### REQUIREMENTS:
Count the lines in the data below where the string "this" occurs, please, and give the number alone.

### EXTRACTED ENTRIES:
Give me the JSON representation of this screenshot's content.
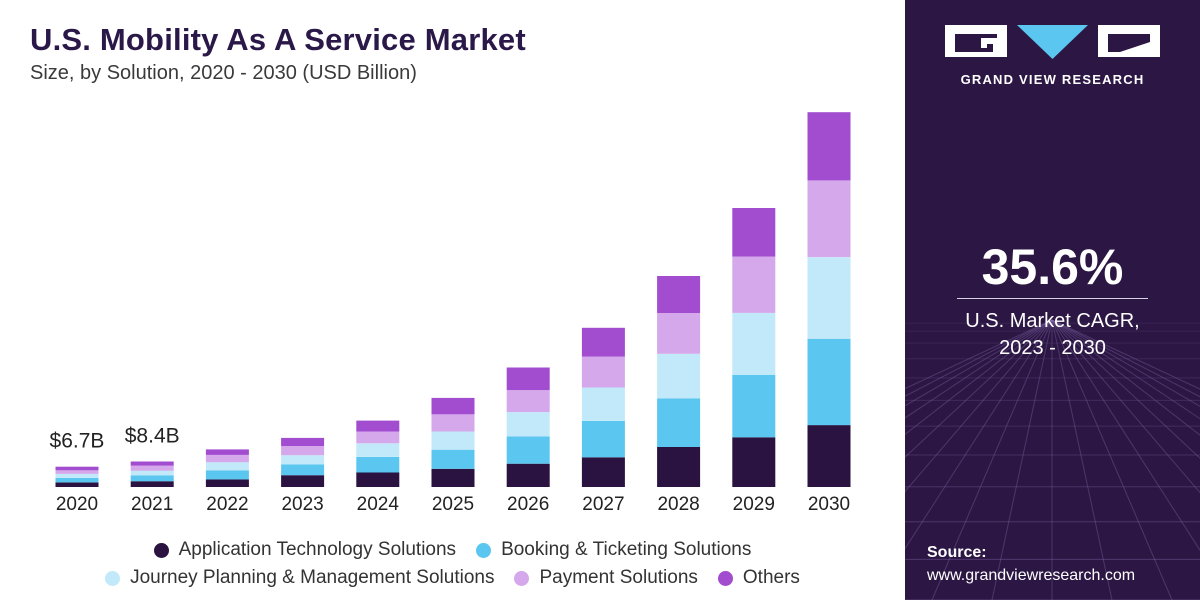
{
  "header": {
    "title": "U.S. Mobility As A Service Market",
    "subtitle": "Size, by Solution, 2020 - 2030 (USD Billion)"
  },
  "side_panel": {
    "brand": "GRAND VIEW RESEARCH",
    "cagr_value": "35.6%",
    "cagr_line1": "U.S. Market CAGR,",
    "cagr_line2": "2023 - 2030",
    "source_label": "Source:",
    "source_url": "www.grandviewresearch.com"
  },
  "colors": {
    "panel_bg": "#2c1744",
    "title": "#2a1848"
  },
  "chart_data": {
    "type": "bar",
    "stacked": true,
    "title": "U.S. Mobility As A Service Market",
    "subtitle": "Size, by Solution, 2020 - 2030 (USD Billion)",
    "xlabel": "",
    "ylabel": "",
    "grid": false,
    "ylim": [
      0,
      124
    ],
    "legend_position": "bottom",
    "categories": [
      "2020",
      "2021",
      "2022",
      "2023",
      "2024",
      "2025",
      "2026",
      "2027",
      "2028",
      "2029",
      "2030"
    ],
    "series": [
      {
        "name": "Application Technology Solutions",
        "color": "#2a1241",
        "values": [
          1.5,
          1.9,
          2.5,
          3.9,
          4.8,
          6.0,
          7.7,
          9.8,
          13.2,
          16.4,
          20.4
        ]
      },
      {
        "name": "Booking & Ticketing Solutions",
        "color": "#5bc6f0",
        "values": [
          1.5,
          1.9,
          3.0,
          3.6,
          5.1,
          6.3,
          9.0,
          12.0,
          16.0,
          20.6,
          28.5
        ]
      },
      {
        "name": "Journey Planning & Management Solutions",
        "color": "#c2e9f9",
        "values": [
          1.3,
          1.6,
          2.7,
          3.0,
          4.5,
          6.0,
          8.0,
          11.0,
          14.7,
          20.4,
          26.9
        ]
      },
      {
        "name": "Payment Solutions",
        "color": "#d4a8ea",
        "values": [
          1.2,
          1.6,
          2.4,
          3.0,
          3.9,
          5.7,
          7.2,
          10.2,
          13.5,
          18.6,
          25.3
        ]
      },
      {
        "name": "Others",
        "color": "#a24cd0",
        "values": [
          1.2,
          1.4,
          1.8,
          2.7,
          3.6,
          5.4,
          7.5,
          9.5,
          12.2,
          16.0,
          22.5
        ]
      }
    ],
    "annotations": [
      {
        "category": "2020",
        "text": "$6.7B"
      },
      {
        "category": "2021",
        "text": "$8.4B"
      }
    ]
  }
}
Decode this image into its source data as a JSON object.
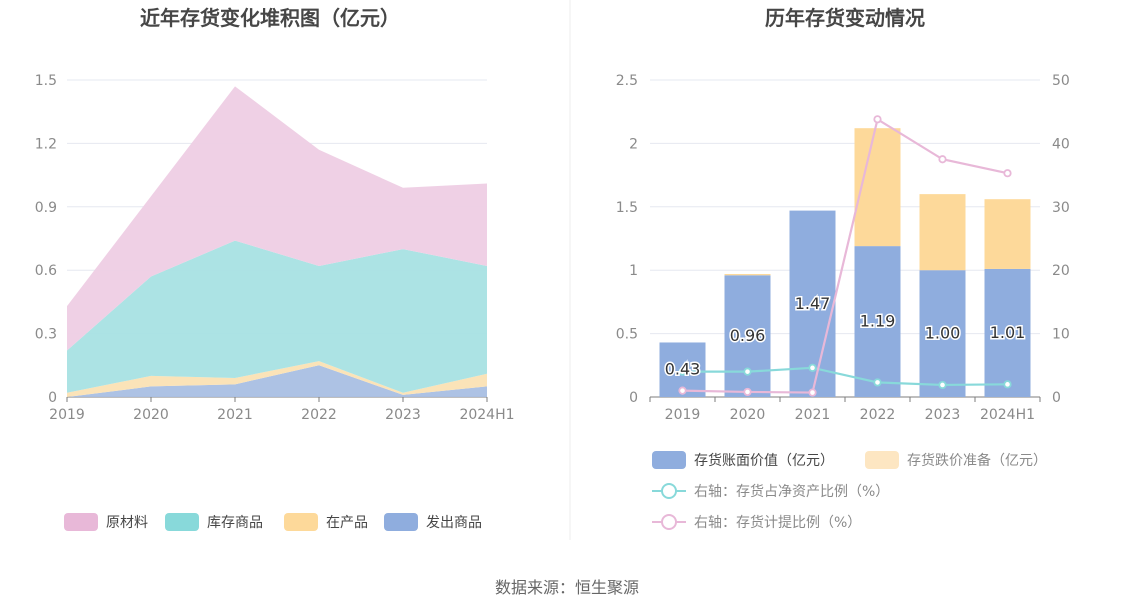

### PROBLEM SOLUTION:
2